| Directive |
Pull out every line of the listing below where "须珍惜当下" appears.
★ ★ ★ ★ ★
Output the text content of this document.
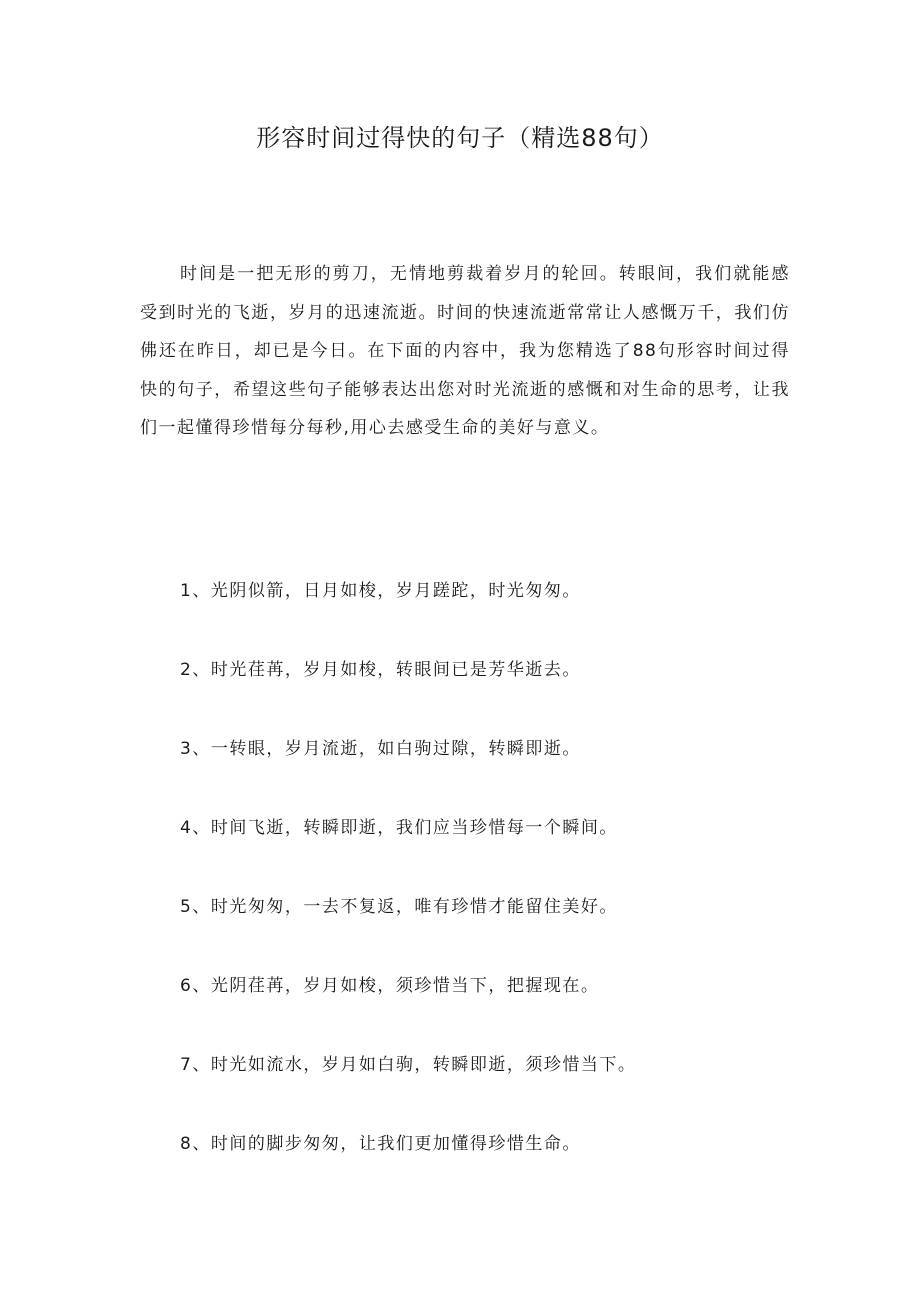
形容时间过得快的句子（精选88句）

时间是一把无形的剪刀，无情地剪裁着岁月的轮回。转眼间，我们就能感受到时光的飞逝，岁月的迅速流逝。时间的快速流逝常常让人感慨万千，我们仿佛还在昨日，却已是今日。在下面的内容中，我为您精选了88句形容时间过得快的句子，希望这些句子能够表达出您对时光流逝的感慨和对生命的思考，让我们一起懂得珍惜每分每秒,用心去感受生命的美好与意义。

1、光阴似箭，日月如梭，岁月蹉跎，时光匆匆。
2、时光荏苒，岁月如梭，转眼间已是芳华逝去。
3、一转眼，岁月流逝，如白驹过隙，转瞬即逝。
4、时间飞逝，转瞬即逝，我们应当珍惜每一个瞬间。
5、时光匆匆，一去不复返，唯有珍惜才能留住美好。
6、光阴荏苒，岁月如梭，须珍惜当下，把握现在。
7、时光如流水，岁月如白驹，转瞬即逝，须珍惜当下。
8、时间的脚步匆匆，让我们更加懂得珍惜生命。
★ ★ ★ ★ ★
| Reply |
6、光阴荏苒，岁月如梭，须珍惜当下，把握现在。
7、时光如流水，岁月如白驹，转瞬即逝，须珍惜当下。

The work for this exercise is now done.